**Problem requirements:**
Output each line of the material exactly as it stands.

**Recorded information:**
[Begin]

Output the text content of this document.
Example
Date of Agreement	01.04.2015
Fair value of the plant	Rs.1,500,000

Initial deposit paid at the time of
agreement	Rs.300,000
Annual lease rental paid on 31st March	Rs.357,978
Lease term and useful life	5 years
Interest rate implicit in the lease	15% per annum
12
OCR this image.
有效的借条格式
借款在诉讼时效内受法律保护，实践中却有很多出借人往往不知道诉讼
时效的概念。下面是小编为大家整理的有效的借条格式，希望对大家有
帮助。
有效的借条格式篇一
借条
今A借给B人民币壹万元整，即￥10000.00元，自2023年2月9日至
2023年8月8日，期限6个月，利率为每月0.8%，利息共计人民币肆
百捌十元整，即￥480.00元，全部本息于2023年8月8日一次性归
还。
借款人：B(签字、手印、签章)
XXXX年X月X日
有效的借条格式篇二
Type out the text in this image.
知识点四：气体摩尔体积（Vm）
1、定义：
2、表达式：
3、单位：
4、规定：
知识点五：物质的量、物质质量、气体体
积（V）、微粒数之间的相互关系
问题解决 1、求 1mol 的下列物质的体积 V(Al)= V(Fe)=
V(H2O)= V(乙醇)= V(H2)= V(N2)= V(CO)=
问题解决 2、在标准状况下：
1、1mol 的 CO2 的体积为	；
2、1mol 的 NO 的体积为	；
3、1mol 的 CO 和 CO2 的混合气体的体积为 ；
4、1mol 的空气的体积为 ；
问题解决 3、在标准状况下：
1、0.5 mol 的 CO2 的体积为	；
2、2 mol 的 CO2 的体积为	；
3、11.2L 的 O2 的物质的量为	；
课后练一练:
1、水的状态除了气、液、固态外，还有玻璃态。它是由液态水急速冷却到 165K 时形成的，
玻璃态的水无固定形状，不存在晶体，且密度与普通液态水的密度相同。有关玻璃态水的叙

[End]

**Answer below:**
Output the text content of this document.
Example
Date of Agreement	01.04.2015
Fair value of the plant	Rs.1,500,000

Initial deposit paid at the time of
agreement	Rs.300,000
Annual lease rental paid on 31st March	Rs.357,978
Lease term and useful life	5 years
Interest rate implicit in the lease	15% per annum
12
OCR this image.
有效的借条格式
借款在诉讼时效内受法律保护，实践中却有很多出借人往往不知道诉讼
时效的概念。下面是小编为大家整理的有效的借条格式，希望对大家有
帮助。
有效的借条格式篇一
借条
今A借给B人民币壹万元整，即￥10000.00元，自2023年2月9日至
2023年8月8日，期限6个月，利率为每月0.8%，利息共计人民币肆
百捌十元整，即￥480.00元，全部本息于2023年8月8日一次性归
还。
借款人：B(签字、手印、签章)
XXXX年X月X日
有效的借条格式篇二
Type out the text in this image.
知识点四：气体摩尔体积（Vm）
1、定义：
2、表达式：
3、单位：
4、规定：
知识点五：物质的量、物质质量、气体体
积（V）、微粒数之间的相互关系
问题解决 1、求 1mol 的下列物质的体积 V(Al)= V(Fe)=
V(H2O)= V(乙醇)= V(H2)= V(N2)= V(CO)=
问题解决 2、在标准状况下：
1、1mol 的 CO2 的体积为	；
2、1mol 的 NO 的体积为	；
3、1mol 的 CO 和 CO2 的混合气体的体积为 ；
4、1mol 的空气的体积为 ；
问题解决 3、在标准状况下：
1、0.5 mol 的 CO2 的体积为	；
2、2 mol 的 CO2 的体积为	；
3、11.2L 的 O2 的物质的量为	；
课后练一练:
1、水的状态除了气、液、固态外，还有玻璃态。它是由液态水急速冷却到 165K 时形成的，
玻璃态的水无固定形状，不存在晶体，且密度与普通液态水的密度相同。有关玻璃态水的叙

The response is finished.